Exercise material

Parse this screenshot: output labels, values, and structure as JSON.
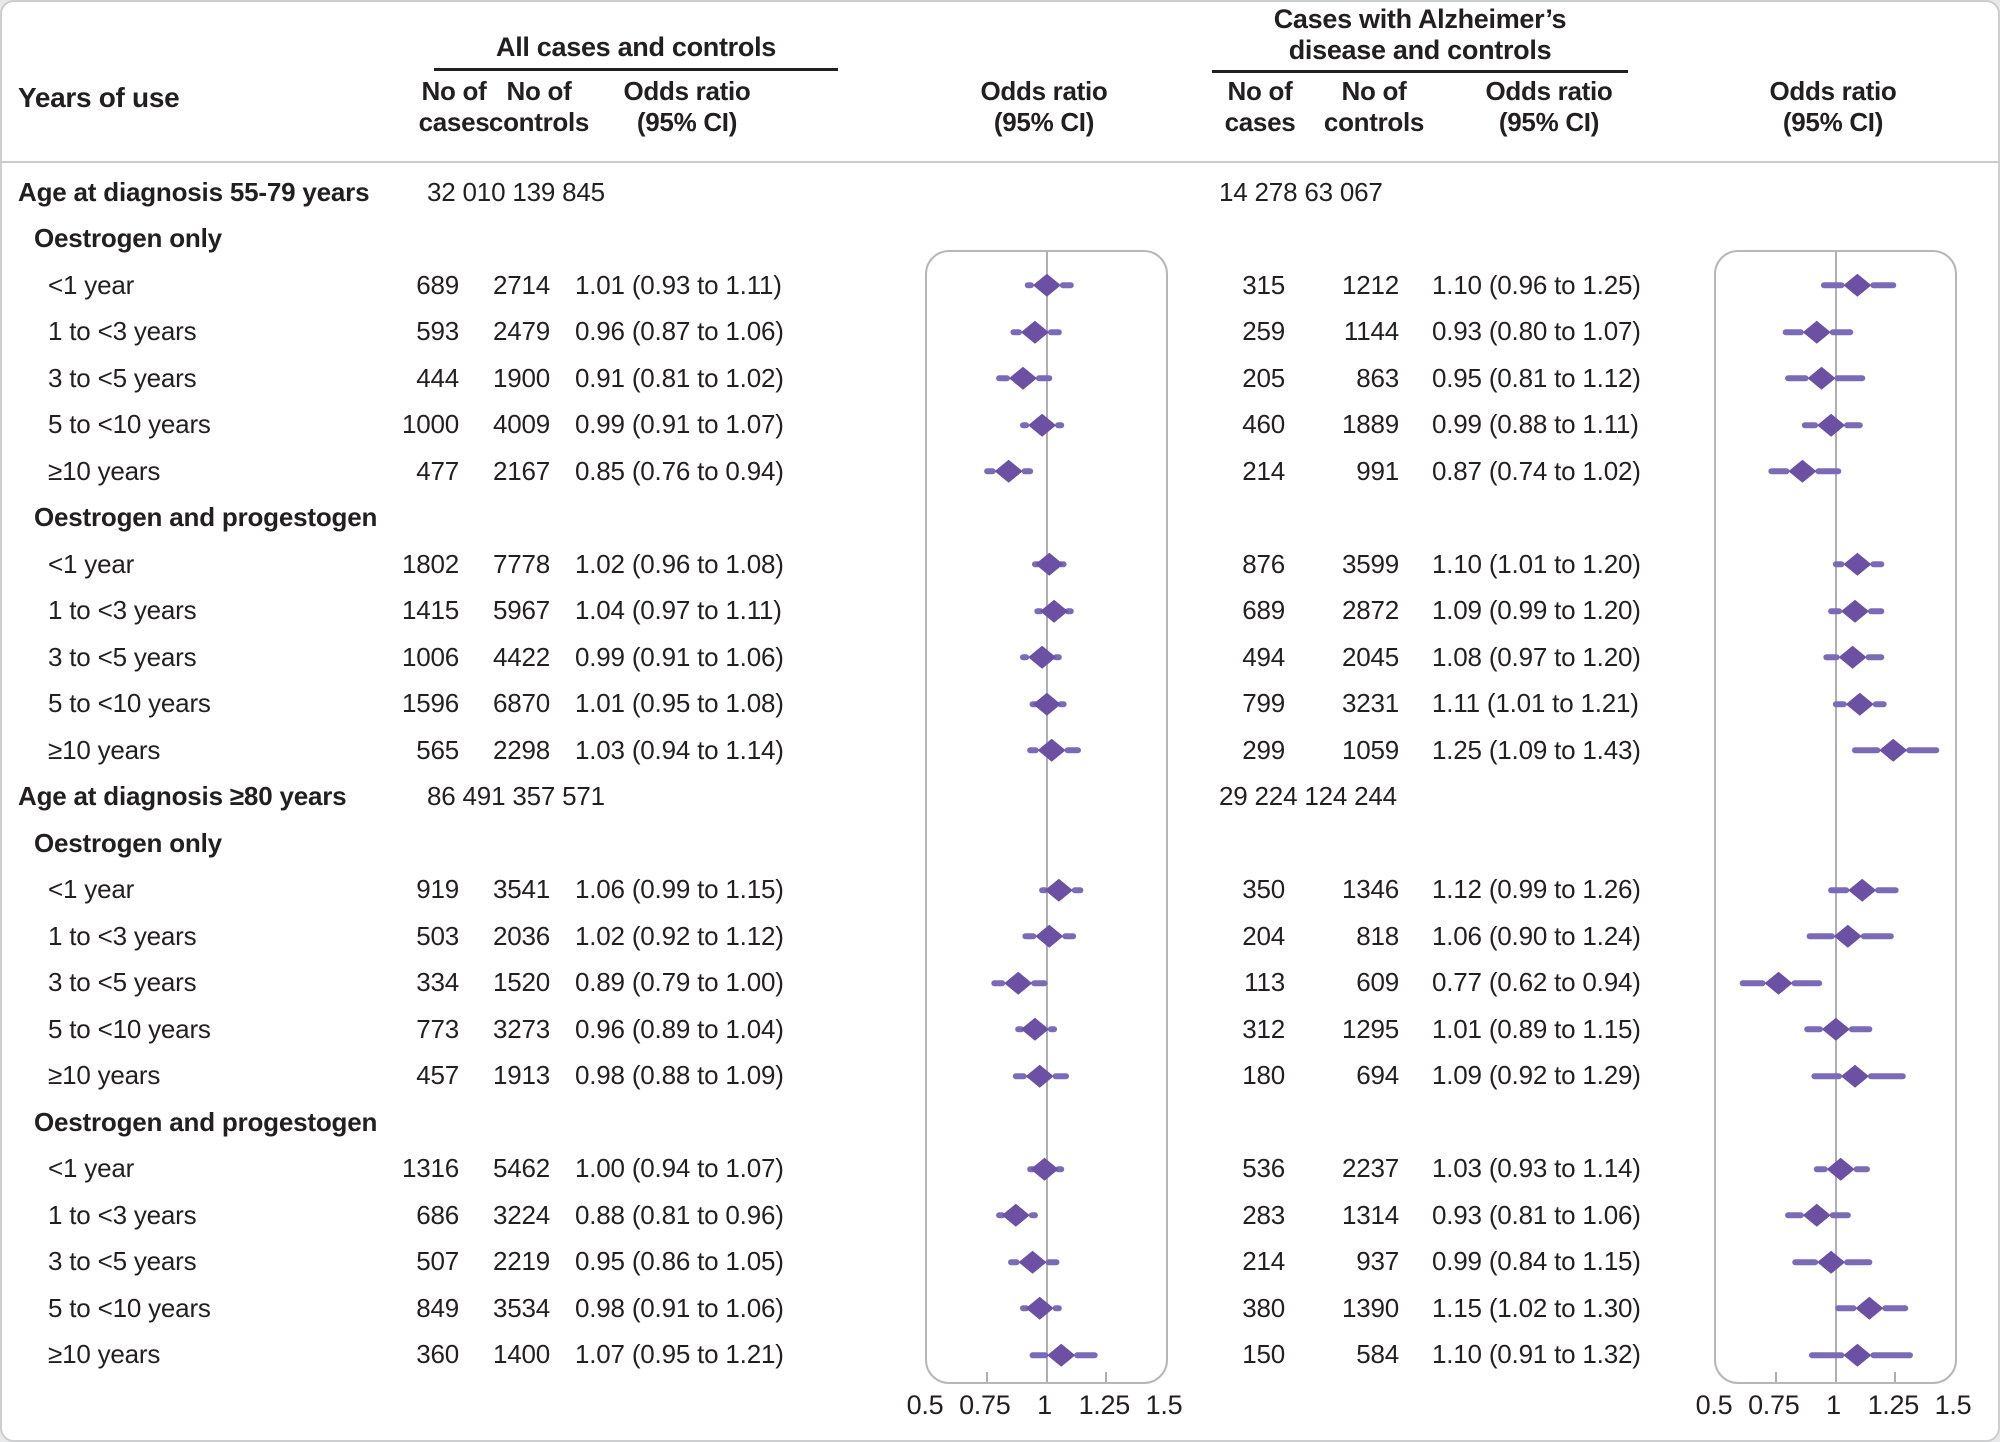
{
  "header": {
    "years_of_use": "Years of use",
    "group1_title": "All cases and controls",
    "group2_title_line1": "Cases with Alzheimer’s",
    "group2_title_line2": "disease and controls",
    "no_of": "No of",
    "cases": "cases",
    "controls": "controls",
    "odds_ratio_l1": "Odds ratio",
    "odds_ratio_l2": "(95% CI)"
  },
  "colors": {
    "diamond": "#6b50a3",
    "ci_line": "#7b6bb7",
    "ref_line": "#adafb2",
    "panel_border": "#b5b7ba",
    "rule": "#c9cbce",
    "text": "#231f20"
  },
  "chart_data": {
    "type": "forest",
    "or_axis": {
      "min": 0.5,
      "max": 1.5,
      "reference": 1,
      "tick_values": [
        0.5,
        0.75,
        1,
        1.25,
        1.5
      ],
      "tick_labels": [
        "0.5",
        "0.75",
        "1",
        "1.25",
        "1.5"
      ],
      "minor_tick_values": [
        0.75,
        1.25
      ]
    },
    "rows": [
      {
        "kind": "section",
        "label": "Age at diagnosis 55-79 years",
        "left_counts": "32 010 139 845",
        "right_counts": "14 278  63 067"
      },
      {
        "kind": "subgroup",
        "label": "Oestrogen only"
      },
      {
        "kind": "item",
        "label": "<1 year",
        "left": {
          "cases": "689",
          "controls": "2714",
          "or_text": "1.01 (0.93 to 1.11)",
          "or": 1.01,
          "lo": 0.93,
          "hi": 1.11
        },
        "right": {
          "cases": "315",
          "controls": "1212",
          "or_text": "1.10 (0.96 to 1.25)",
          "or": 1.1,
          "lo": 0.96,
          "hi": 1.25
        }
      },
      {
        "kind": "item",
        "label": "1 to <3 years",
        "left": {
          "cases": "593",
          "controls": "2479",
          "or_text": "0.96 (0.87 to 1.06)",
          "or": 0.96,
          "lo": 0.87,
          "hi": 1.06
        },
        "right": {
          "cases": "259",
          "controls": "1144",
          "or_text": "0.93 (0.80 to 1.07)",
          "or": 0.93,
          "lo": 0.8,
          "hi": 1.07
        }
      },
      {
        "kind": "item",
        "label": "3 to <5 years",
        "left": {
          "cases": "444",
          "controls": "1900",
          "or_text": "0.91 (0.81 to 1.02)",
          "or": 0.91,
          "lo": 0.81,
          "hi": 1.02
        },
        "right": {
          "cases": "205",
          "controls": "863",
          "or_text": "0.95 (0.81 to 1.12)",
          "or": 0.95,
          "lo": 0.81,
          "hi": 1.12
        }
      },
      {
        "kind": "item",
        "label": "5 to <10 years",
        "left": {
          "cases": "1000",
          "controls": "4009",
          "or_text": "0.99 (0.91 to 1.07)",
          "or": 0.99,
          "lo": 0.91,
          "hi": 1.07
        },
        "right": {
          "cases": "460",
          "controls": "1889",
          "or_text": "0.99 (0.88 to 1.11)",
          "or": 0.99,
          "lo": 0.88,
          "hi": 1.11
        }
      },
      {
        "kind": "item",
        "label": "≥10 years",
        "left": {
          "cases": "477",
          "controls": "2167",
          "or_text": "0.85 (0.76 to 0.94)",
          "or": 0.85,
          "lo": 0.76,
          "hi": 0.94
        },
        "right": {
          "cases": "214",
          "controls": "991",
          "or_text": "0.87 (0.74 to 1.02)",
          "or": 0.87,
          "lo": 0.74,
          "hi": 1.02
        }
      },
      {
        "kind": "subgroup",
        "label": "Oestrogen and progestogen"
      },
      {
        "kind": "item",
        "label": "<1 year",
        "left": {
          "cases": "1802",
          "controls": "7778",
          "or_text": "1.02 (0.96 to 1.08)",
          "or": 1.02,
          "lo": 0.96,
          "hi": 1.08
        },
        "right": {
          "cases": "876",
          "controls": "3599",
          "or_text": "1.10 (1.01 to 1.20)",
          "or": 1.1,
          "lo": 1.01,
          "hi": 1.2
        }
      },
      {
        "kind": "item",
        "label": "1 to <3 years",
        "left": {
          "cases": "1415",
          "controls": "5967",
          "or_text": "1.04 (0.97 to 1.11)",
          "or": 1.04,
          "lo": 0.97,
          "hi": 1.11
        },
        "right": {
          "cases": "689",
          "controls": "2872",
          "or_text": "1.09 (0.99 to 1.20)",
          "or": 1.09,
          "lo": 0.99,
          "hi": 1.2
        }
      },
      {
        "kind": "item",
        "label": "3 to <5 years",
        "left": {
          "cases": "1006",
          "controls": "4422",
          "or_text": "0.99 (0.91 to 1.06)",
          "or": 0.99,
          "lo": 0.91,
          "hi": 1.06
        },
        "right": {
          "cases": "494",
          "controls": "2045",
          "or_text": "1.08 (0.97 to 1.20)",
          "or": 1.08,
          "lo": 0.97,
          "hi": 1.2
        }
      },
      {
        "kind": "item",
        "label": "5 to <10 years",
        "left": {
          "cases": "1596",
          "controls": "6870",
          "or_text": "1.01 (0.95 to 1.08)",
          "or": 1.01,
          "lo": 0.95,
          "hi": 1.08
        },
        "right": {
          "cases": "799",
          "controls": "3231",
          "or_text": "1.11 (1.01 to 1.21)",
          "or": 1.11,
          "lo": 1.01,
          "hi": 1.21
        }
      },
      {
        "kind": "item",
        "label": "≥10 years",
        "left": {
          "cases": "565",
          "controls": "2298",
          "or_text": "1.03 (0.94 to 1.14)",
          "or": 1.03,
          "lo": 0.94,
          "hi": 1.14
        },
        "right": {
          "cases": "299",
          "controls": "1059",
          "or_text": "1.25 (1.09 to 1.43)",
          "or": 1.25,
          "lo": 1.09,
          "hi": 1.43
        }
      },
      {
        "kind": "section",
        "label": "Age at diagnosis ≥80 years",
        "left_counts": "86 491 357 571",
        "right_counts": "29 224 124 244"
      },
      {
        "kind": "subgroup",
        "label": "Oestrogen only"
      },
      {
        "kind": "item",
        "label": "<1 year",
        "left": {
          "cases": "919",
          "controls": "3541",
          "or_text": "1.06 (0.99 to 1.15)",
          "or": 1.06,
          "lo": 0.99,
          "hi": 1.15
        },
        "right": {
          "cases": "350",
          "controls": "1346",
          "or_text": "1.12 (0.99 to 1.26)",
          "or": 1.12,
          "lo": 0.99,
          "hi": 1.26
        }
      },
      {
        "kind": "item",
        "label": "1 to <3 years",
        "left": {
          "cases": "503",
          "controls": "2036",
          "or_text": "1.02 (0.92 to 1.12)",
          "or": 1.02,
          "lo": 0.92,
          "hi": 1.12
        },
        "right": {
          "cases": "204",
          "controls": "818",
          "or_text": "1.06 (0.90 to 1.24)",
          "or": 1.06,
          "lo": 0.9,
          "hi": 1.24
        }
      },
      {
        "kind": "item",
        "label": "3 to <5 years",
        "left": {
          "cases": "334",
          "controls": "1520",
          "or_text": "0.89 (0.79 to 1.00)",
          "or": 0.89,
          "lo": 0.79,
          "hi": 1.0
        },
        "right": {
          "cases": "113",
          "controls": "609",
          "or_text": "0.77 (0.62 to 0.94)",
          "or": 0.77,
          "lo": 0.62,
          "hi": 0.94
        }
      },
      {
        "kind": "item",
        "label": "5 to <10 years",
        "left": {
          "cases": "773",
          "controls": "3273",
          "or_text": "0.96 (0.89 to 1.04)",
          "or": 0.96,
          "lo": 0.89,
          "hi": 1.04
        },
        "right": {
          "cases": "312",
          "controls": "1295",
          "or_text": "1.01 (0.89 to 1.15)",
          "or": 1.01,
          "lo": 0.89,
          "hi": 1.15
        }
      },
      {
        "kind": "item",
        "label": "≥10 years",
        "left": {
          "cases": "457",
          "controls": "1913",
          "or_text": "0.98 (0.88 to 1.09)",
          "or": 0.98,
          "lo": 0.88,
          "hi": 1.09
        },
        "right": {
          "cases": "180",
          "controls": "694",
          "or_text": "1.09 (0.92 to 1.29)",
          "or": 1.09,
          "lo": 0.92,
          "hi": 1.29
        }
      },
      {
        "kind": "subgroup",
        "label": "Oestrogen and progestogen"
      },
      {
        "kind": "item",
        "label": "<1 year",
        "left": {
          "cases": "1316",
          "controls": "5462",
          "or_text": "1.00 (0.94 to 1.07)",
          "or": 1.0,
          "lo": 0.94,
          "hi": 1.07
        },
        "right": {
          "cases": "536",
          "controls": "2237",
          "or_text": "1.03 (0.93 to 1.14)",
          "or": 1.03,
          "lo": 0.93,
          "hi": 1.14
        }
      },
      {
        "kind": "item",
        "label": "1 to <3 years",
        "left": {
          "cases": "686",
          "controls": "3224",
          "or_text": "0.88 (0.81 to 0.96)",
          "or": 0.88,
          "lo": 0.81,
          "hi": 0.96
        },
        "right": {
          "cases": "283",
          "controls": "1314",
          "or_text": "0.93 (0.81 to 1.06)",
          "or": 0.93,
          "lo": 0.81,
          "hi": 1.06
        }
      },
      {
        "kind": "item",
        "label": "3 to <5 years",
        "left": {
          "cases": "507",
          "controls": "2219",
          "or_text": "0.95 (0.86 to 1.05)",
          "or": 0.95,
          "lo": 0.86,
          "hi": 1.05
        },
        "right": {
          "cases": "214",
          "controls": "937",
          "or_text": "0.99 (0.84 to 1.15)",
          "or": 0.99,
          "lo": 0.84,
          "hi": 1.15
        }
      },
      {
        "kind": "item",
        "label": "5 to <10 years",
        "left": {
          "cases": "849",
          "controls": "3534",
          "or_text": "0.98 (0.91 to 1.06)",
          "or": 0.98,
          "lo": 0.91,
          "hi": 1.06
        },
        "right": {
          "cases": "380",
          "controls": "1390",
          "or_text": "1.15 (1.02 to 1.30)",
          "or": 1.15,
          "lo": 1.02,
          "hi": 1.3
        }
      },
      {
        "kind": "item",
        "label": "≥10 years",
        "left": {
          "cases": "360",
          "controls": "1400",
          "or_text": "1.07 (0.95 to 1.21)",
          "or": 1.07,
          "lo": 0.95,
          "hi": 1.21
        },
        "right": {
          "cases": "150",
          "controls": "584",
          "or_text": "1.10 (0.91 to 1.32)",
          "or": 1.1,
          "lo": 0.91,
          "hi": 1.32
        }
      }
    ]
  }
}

The request
Work out how many lines in the entries hold the string "diagnosis". Your answer should consist solely of that number.

Result below
2